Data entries
* Begin *

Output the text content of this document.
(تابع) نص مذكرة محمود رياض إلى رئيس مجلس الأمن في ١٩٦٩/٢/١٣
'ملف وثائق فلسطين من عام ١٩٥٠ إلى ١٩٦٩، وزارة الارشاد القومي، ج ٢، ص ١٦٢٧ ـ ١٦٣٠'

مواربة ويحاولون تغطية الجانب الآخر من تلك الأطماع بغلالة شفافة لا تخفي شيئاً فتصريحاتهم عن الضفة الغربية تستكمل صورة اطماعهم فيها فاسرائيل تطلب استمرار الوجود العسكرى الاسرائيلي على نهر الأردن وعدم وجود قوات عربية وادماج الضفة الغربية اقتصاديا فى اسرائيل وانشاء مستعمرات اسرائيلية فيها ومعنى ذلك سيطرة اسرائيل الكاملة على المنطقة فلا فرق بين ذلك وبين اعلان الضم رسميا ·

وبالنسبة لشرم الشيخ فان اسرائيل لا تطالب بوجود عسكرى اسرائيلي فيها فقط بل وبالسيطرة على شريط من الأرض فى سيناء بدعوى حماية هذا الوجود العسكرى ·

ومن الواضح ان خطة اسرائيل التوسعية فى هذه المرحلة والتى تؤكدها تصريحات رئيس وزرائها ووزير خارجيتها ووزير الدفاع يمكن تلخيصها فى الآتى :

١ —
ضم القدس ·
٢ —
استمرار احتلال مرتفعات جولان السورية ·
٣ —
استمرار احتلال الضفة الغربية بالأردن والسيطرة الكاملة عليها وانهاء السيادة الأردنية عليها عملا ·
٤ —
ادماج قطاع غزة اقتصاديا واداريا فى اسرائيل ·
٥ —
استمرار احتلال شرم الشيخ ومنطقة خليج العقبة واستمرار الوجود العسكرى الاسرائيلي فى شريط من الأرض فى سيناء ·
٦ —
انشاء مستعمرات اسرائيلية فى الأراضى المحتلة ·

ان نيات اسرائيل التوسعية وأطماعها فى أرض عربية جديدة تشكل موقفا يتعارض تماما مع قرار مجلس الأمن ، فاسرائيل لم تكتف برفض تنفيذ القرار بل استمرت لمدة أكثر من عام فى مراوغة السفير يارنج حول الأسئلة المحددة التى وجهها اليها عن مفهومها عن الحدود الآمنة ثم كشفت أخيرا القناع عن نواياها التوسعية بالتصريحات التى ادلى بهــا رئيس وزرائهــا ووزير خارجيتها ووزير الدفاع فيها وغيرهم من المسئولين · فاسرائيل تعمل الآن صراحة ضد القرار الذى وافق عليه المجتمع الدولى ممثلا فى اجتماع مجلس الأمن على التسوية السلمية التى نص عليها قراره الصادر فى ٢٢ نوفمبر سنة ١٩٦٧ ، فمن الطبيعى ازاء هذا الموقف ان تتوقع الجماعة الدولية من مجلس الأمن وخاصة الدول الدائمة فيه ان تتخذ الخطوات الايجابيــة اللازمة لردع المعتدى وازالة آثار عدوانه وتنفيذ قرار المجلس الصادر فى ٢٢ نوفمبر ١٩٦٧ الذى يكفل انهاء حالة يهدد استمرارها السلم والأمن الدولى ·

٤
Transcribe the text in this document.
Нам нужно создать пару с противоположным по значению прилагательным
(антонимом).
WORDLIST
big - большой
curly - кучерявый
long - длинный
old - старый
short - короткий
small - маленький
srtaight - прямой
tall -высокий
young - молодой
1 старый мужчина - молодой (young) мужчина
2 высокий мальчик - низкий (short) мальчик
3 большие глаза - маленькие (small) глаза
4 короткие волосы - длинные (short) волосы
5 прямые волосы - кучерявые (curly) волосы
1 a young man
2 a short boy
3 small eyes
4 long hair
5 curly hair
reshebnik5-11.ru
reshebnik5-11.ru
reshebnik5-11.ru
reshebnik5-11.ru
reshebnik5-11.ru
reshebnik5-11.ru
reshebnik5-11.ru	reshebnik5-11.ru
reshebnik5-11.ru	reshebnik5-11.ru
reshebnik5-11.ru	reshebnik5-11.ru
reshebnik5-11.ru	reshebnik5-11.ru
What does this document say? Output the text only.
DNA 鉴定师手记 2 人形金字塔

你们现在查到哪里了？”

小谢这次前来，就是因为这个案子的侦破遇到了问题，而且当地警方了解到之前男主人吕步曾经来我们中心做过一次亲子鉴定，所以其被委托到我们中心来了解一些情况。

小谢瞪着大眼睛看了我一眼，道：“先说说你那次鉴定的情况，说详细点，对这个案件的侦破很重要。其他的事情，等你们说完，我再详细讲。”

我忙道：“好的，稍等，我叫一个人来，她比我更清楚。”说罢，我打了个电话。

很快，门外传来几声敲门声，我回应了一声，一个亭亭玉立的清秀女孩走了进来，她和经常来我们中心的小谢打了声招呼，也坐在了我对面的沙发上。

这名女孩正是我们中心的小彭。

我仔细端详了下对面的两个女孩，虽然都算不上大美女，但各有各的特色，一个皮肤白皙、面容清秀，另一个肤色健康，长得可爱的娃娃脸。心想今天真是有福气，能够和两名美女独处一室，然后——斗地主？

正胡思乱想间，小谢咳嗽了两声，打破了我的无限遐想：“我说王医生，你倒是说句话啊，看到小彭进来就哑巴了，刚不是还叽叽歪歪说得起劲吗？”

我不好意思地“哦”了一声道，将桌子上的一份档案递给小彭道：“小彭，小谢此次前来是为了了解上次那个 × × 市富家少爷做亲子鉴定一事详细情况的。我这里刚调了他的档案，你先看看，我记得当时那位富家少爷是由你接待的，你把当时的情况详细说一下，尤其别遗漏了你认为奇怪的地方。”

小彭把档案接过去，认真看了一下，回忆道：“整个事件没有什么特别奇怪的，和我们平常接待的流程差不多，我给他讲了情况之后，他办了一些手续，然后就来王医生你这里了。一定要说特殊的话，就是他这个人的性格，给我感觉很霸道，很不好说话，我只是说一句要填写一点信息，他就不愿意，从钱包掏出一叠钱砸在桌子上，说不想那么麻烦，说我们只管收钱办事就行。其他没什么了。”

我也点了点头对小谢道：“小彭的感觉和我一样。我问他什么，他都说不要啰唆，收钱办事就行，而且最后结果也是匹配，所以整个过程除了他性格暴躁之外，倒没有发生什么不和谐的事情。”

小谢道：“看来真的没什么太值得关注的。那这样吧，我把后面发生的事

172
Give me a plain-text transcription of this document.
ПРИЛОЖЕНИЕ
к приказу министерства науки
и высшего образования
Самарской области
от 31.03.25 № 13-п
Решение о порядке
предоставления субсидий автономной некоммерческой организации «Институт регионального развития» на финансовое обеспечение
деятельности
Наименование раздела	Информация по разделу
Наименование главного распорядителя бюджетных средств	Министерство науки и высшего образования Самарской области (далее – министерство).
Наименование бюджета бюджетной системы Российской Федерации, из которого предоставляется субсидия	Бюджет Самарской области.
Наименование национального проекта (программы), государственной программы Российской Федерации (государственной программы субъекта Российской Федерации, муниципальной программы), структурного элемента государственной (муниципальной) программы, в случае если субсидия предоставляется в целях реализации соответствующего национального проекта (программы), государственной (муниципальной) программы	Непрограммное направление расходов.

* End *

Your instructions: Look through the listing and extract every line with "الوجود" in it.

Result below:
مواربة ويحاولون تغطية الجانب الآخر من تلك الأطماع بغلالة شفافة لا تخفي شيئاً فتصريحاتهم عن الضفة الغربية تستكمل صورة اطماعهم فيها فاسرائيل تطلب استمرار الوجود العسكرى الاسرائيلي على نهر الأردن وعدم وجود قوات عربية وادماج الضفة الغربية اقتصاديا فى اسرائيل وانشاء مستعمرات اسرائيلية فيها ومعنى ذلك سيطرة اسرائيل الكاملة على المنطقة فلا فرق بين ذلك وبين اعلان الضم رسميا ·
وبالنسبة لشرم الشيخ فان اسرائيل لا تطالب بوجود عسكرى اسرائيلي فيها فقط بل وبالسيطرة على شريط من الأرض فى سيناء بدعوى حماية هذا الوجود العسكرى ·
استمرار احتلال شرم الشيخ ومنطقة خليج العقبة واستمرار الوجود العسكرى الاسرائيلي فى شريط من الأرض فى سيناء ·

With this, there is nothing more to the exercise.